Saved entries:
---
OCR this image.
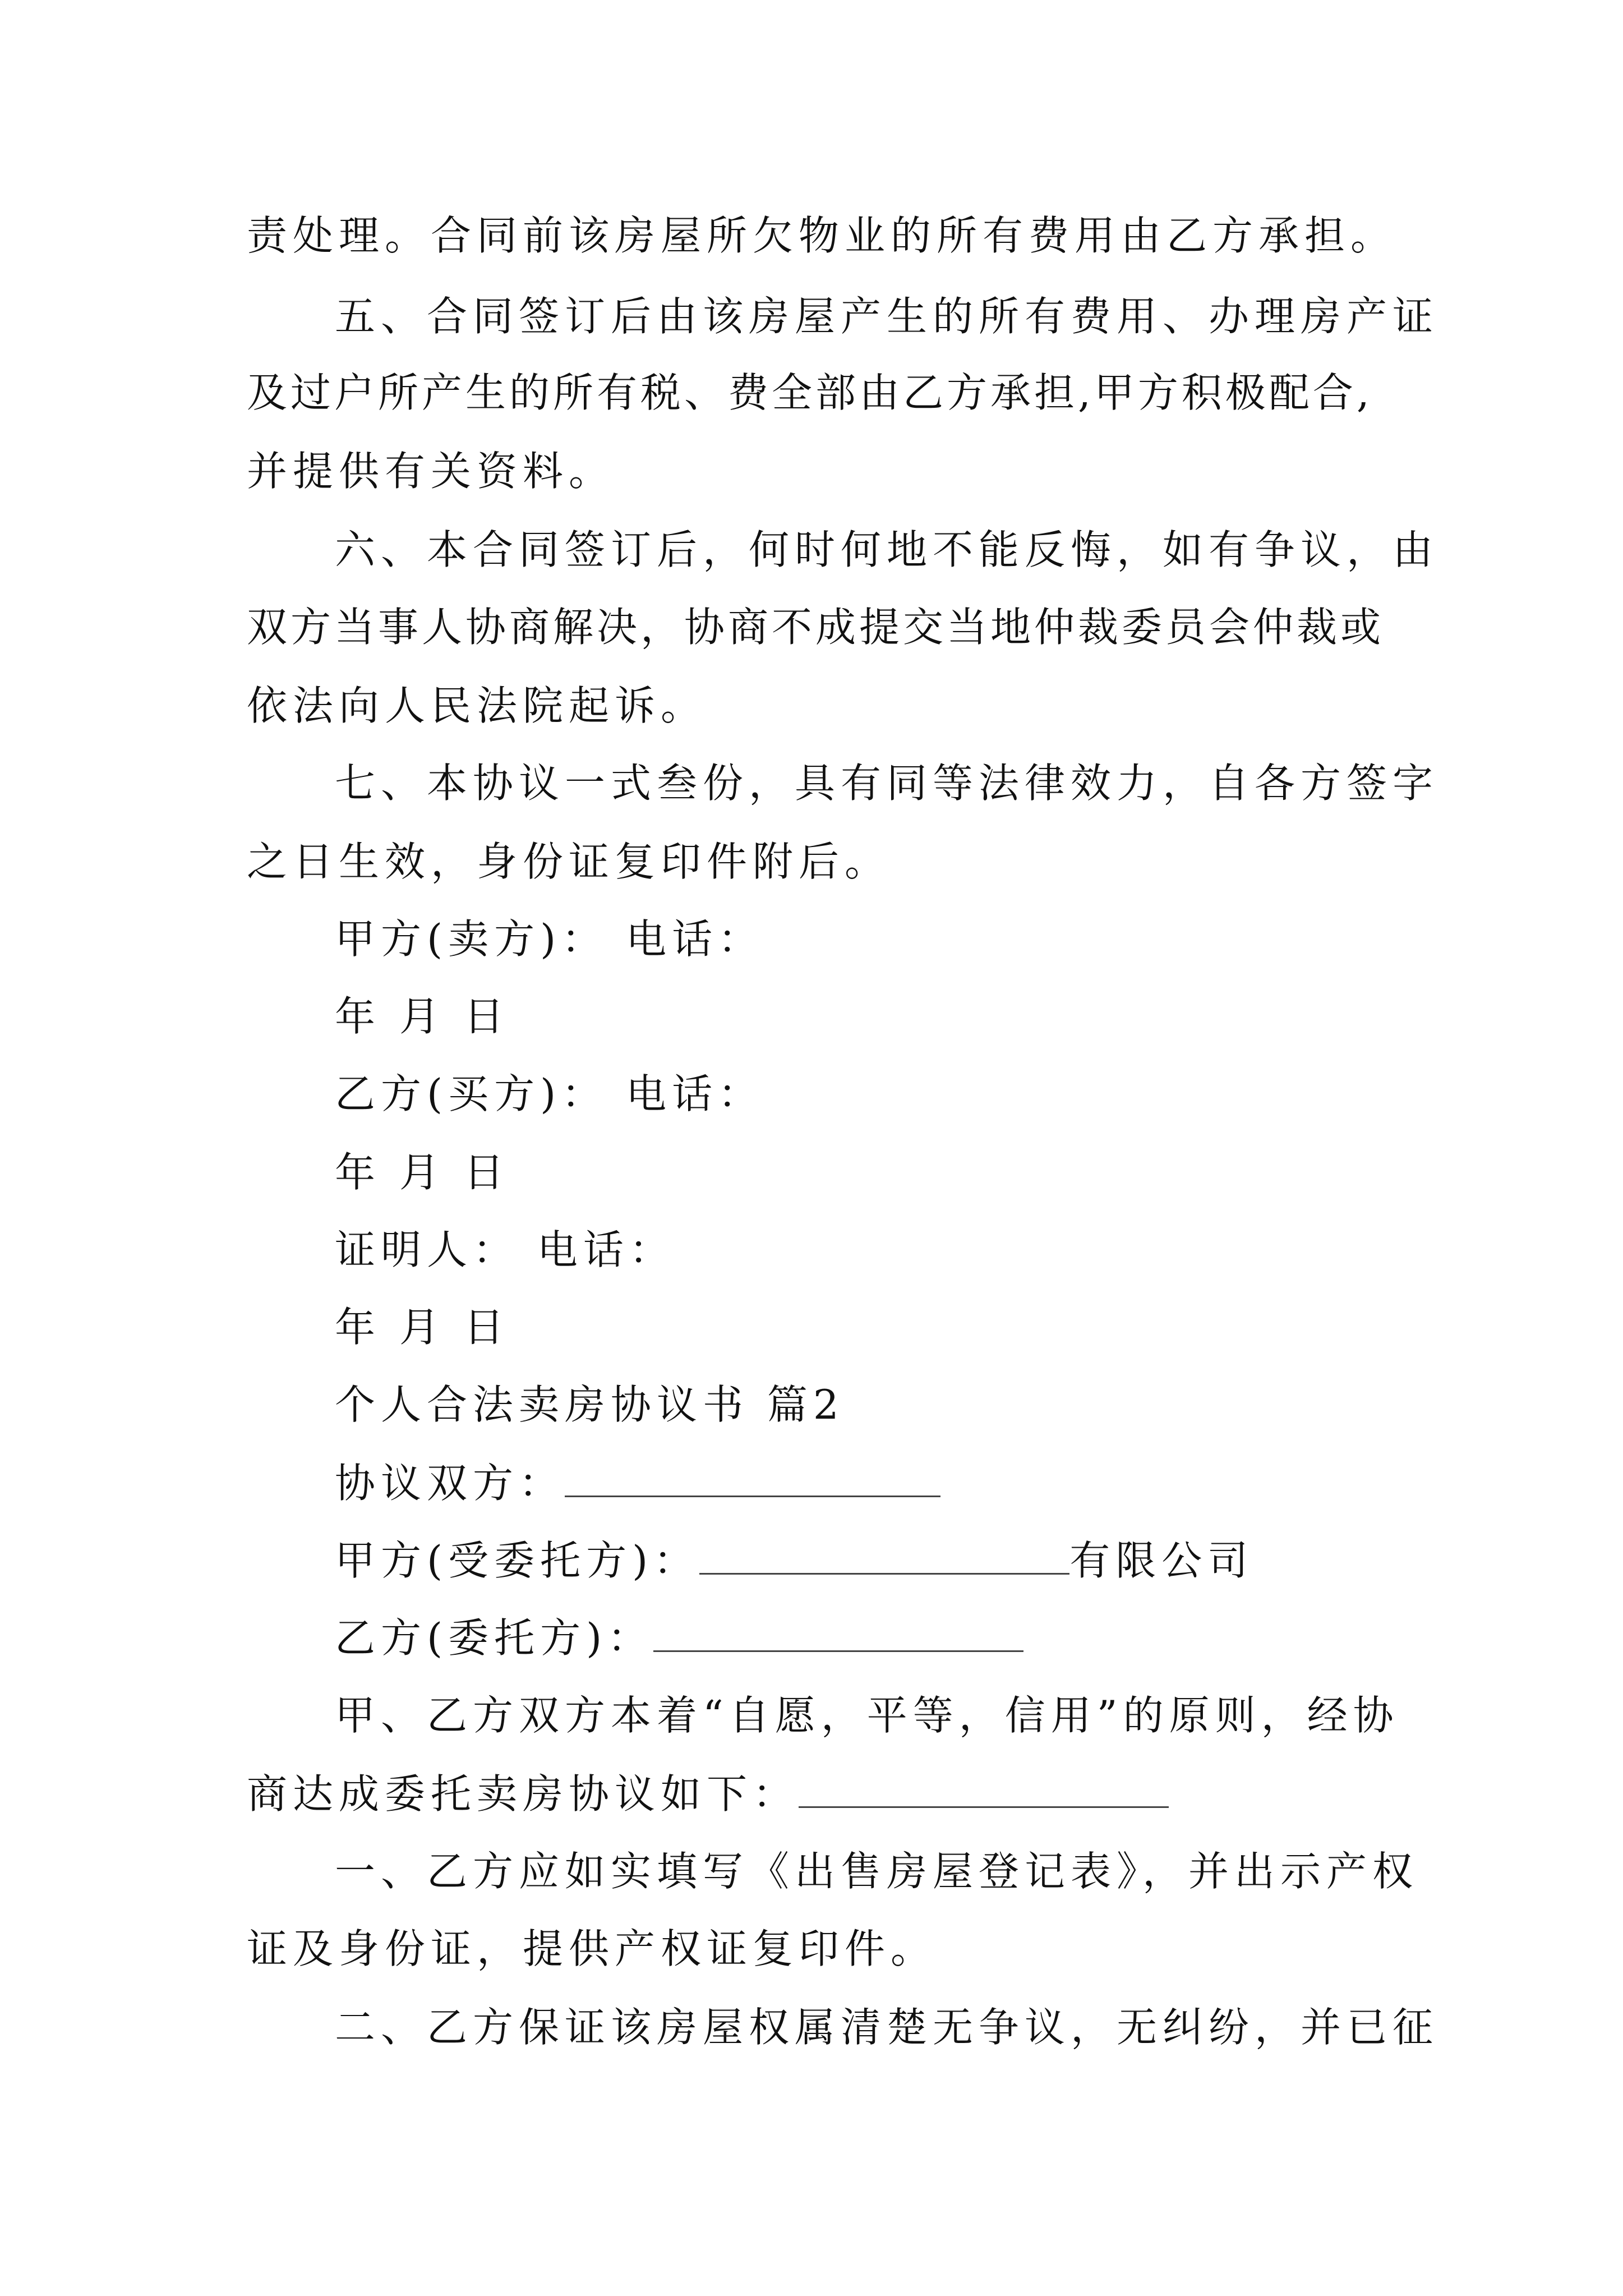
责处理。合同前该房屋所欠物业的所有费用由乙方承担。
五、合同签订后由该房屋产生的所有费用、办理房产证
及过户所产生的所有税、费全部由乙方承担,甲方积极配合,
并提供有关资料。
六、本合同签订后，何时何地不能反悔，如有争议，由
双方当事人协商解决，协商不成提交当地仲裁委员会仲裁或
依法向人民法院起诉。
七、本协议一式叁份，具有同等法律效力，自各方签字
之日生效，身份证复印件附后。
甲方(卖方)： 电话：
年 月 日
乙方(买方)： 电话：
年 月 日
证明人： 电话：
年 月 日
个人合法卖房协议书 篇2
协议双方：
甲方(受委托方)：	有限公司
乙方(委托方)：
甲、乙方双方本着“自愿，平等，信用”的原则，经协
商达成委托卖房协议如下：
一、乙方应如实填写《出售房屋登记表》，并出示产权
证及身份证，提供产权证复印件。
二、乙方保证该房屋权属清楚无争议，无纠纷，并已征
---
Task prompt: Give the data above again in full and unchanged, skipping the pictures.

Response to this exercise:
OCR this image.
责处理。合同前该房屋所欠物业的所有费用由乙方承担。
五、合同签订后由该房屋产生的所有费用、办理房产证
及过户所产生的所有税、费全部由乙方承担,甲方积极配合,
并提供有关资料。
六、本合同签订后，何时何地不能反悔，如有争议，由
双方当事人协商解决，协商不成提交当地仲裁委员会仲裁或
依法向人民法院起诉。
七、本协议一式叁份，具有同等法律效力，自各方签字
之日生效，身份证复印件附后。
甲方(卖方)： 电话：
年 月 日
乙方(买方)： 电话：
年 月 日
证明人： 电话：
年 月 日
个人合法卖房协议书 篇2
协议双方：
甲方(受委托方)：	有限公司
乙方(委托方)：
甲、乙方双方本着“自愿，平等，信用”的原则，经协
商达成委托卖房协议如下：
一、乙方应如实填写《出售房屋登记表》，并出示产权
证及身份证，提供产权证复印件。
二、乙方保证该房屋权属清楚无争议，无纠纷，并已征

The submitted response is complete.